SHORT EXERCISE: Write out each line in which the string "color" is present.

# # # # #

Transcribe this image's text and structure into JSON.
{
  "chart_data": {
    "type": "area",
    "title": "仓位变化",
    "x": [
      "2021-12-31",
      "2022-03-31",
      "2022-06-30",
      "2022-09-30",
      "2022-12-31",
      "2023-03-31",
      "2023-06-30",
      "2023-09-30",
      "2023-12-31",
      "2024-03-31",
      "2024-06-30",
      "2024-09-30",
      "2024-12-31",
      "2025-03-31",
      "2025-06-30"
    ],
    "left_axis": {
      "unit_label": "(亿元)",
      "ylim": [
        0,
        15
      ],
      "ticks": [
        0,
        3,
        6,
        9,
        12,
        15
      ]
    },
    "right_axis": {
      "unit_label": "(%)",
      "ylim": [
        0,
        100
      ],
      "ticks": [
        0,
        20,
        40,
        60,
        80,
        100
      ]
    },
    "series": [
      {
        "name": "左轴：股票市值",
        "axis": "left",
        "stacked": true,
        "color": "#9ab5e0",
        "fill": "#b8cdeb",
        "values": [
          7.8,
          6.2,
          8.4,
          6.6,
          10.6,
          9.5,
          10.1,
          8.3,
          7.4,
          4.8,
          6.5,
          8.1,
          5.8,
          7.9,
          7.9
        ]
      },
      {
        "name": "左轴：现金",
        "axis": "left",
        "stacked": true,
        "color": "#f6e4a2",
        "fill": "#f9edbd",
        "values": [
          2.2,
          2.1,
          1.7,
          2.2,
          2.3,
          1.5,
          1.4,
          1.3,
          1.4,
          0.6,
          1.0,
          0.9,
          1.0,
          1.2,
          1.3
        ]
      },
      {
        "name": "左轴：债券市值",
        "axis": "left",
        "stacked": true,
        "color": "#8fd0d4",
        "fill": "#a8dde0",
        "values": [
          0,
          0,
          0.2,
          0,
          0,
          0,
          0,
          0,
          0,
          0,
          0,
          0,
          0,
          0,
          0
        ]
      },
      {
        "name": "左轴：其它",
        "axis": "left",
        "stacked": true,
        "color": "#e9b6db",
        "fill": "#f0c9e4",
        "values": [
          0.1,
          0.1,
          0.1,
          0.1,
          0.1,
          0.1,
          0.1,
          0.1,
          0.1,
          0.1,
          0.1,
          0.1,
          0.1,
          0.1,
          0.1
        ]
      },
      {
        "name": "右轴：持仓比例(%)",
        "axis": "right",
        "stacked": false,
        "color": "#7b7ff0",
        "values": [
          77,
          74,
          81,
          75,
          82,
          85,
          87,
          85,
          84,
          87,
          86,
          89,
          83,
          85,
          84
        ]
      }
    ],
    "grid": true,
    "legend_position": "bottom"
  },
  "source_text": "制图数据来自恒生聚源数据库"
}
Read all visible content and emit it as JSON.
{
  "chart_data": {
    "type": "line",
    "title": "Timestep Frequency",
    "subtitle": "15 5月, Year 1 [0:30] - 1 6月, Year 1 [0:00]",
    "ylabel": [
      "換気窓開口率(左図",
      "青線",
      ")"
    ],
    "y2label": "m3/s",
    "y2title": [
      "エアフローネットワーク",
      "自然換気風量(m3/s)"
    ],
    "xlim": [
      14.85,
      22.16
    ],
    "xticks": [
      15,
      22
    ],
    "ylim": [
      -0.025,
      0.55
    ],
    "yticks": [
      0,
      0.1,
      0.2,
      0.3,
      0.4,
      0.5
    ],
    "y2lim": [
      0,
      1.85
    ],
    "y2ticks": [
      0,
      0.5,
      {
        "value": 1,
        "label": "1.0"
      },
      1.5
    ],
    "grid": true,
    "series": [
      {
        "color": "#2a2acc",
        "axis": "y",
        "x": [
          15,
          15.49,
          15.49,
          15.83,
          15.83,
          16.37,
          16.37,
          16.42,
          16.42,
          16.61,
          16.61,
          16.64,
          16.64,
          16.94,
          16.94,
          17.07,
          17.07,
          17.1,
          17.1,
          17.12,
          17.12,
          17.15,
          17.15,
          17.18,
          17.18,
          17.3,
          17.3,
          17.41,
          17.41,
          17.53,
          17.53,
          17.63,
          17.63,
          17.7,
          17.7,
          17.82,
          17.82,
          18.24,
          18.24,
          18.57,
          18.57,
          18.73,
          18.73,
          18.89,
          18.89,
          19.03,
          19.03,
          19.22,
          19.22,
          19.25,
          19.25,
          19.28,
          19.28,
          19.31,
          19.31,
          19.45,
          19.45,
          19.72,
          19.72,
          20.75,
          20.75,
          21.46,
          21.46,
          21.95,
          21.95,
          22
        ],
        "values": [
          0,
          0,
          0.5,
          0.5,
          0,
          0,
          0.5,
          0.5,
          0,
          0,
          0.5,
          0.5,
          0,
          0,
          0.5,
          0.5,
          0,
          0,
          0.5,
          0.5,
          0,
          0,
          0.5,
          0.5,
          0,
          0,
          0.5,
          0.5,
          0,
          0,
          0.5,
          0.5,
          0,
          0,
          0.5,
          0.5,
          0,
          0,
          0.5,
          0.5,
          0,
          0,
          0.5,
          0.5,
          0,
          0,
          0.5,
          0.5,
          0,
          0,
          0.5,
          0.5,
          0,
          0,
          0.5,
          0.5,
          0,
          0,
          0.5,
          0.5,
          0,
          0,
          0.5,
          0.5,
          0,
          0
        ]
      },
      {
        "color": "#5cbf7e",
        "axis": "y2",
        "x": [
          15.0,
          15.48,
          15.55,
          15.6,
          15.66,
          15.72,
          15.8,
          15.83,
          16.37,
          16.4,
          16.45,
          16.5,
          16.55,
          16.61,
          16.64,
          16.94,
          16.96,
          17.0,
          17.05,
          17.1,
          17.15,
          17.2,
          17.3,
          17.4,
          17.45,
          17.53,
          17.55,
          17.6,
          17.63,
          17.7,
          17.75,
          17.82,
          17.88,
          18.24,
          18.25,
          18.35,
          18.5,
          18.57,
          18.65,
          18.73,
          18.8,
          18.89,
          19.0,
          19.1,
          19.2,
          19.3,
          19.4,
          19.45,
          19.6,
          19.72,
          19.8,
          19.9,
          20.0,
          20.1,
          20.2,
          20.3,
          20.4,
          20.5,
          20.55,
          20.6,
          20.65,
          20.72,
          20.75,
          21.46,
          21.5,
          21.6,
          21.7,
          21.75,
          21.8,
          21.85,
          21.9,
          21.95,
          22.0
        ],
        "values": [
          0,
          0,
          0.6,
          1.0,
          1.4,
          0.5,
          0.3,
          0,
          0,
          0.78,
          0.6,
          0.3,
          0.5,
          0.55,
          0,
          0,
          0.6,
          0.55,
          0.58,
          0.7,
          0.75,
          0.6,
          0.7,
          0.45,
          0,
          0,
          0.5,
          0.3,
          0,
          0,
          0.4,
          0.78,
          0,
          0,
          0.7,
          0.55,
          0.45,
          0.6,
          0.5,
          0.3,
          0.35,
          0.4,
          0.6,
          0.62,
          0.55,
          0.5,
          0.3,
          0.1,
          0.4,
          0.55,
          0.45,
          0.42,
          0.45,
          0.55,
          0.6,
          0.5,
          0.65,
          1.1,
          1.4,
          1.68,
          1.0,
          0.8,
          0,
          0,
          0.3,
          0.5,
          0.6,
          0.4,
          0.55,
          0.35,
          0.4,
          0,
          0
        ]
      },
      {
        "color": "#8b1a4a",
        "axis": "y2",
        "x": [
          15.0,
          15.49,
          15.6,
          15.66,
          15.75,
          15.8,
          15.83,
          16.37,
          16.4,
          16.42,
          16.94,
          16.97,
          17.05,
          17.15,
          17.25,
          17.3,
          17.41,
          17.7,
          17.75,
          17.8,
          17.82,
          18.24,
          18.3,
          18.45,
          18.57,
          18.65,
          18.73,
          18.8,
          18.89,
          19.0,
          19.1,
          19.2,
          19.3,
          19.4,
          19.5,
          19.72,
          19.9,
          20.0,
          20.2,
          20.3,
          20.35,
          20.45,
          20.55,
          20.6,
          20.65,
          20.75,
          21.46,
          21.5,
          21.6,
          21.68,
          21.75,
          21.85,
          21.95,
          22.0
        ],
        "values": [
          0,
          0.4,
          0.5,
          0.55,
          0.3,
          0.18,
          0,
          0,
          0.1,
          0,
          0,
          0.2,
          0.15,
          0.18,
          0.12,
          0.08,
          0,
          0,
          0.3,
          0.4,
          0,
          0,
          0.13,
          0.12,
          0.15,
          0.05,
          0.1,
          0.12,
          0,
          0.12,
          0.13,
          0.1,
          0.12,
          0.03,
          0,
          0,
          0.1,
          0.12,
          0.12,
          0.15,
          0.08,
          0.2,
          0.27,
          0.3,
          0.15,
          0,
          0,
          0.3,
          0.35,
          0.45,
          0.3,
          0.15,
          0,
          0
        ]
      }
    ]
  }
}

# # # # #

OUTPUT FOR THIS EXERCISE:
        "color": "#9ab5e0",
        "color": "#f6e4a2",
        "color": "#8fd0d4",
        "color": "#e9b6db",
        "color": "#7b7ff0",
        "color": "#2a2acc",
        "color": "#5cbf7e",
        "color": "#8b1a4a",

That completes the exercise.